**Exercise description**
Show each line of the data below that has the string "eller" in it.

--- Start of Information supplied ---

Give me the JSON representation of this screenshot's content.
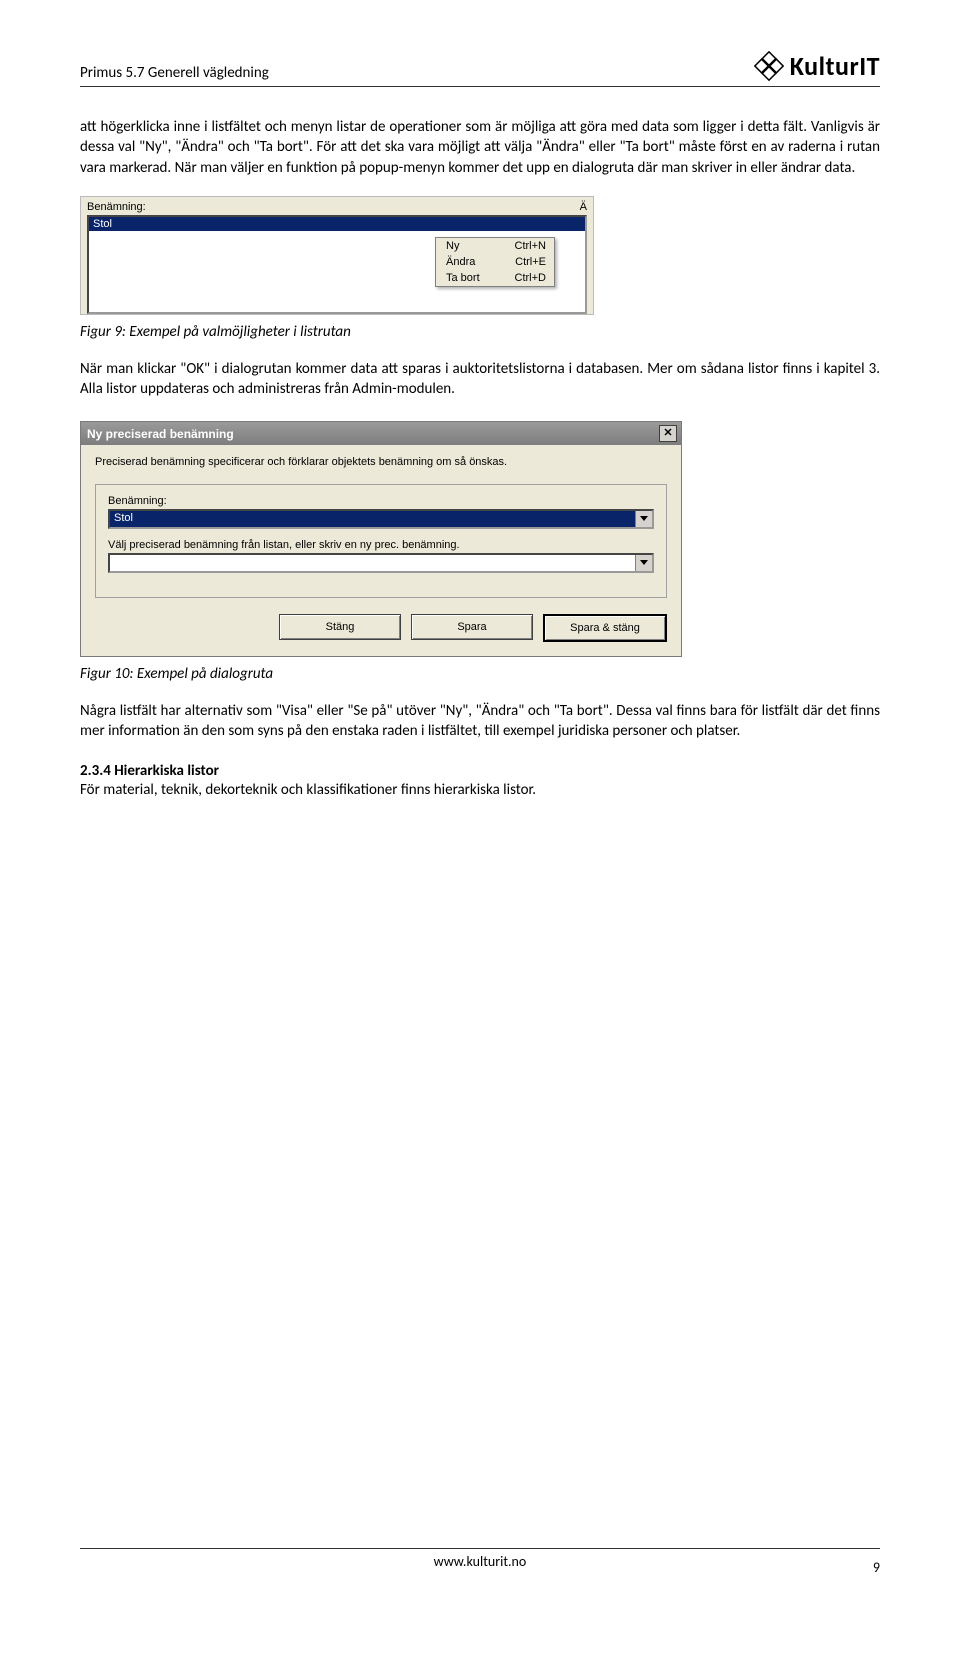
{
  "header": {
    "title": "Primus 5.7 Generell vägledning",
    "brand": "KulturIT"
  },
  "para1": "att högerklicka inne i listfältet och menyn listar de operationer som är möjliga att göra med data som ligger i detta fält. Vanligvis är dessa val \"Ny\", \"Ändra\" och \"Ta bort\". För att det ska vara möjligt att välja \"Ändra\" eller \"Ta bort\" måste först en av raderna i rutan vara markerad. När man väljer en funktion på popup-menyn kommer det upp en dialogruta där man skriver in eller ändrar data.",
  "fig9": {
    "label_left": "Benämning:",
    "label_right": "Ä",
    "selected": "Stol",
    "menu": [
      {
        "label": "Ny",
        "shortcut": "Ctrl+N"
      },
      {
        "label": "Ändra",
        "shortcut": "Ctrl+E"
      },
      {
        "label": "Ta bort",
        "shortcut": "Ctrl+D"
      }
    ],
    "caption": "Figur 9: Exempel på valmöjligheter i listrutan"
  },
  "para2": "När man klickar \"OK\" i dialogrutan kommer data att sparas i auktoritetslistorna i databasen. Mer om sådana listor finns i kapitel 3. Alla listor uppdateras och administreras från Admin-modulen.",
  "fig10": {
    "title": "Ny preciserad benämning",
    "help": "Preciserad benämning specificerar och förklarar objektets benämning om så önskas.",
    "field1_label": "Benämning:",
    "field1_value": "Stol",
    "field2_label": "Välj preciserad benämning från listan, eller skriv en ny prec. benämning.",
    "field2_value": "",
    "buttons": {
      "close": "Stäng",
      "save": "Spara",
      "save_close": "Spara & stäng"
    },
    "caption": "Figur 10: Exempel på dialogruta"
  },
  "para3": "Några listfält har alternativ som \"Visa\" eller \"Se på\" utöver \"Ny\", \"Ändra\" och \"Ta bort\". Dessa val finns bara för listfält där det finns mer information än den som syns på den enstaka raden i listfältet, till exempel juridiska personer och platser.",
  "section": {
    "heading": "2.3.4 Hierarkiska listor",
    "text": "För material, teknik, dekorteknik och klassifikationer finns hierarkiska listor."
  },
  "footer": {
    "url": "www.kulturit.no",
    "page": "9"
  }
}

--- End of Information supplied ---

**Task result**
  "para1": "att högerklicka inne i listfältet och menyn listar de operationer som är möjliga att göra med data som ligger i detta fält. Vanligvis är dessa val \"Ny\", \"Ändra\" och \"Ta bort\". För att det ska vara möjligt att välja \"Ändra\" eller \"Ta bort\" måste först en av raderna i rutan vara markerad. När man väljer en funktion på popup-menyn kommer det upp en dialogruta där man skriver in eller ändrar data.",
    "field2_label": "Välj preciserad benämning från listan, eller skriv en ny prec. benämning.",
  "para3": "Några listfält har alternativ som \"Visa\" eller \"Se på\" utöver \"Ny\", \"Ändra\" och \"Ta bort\". Dessa val finns bara för listfält där det finns mer information än den som syns på den enstaka raden i listfältet, till exempel juridiska personer och platser.",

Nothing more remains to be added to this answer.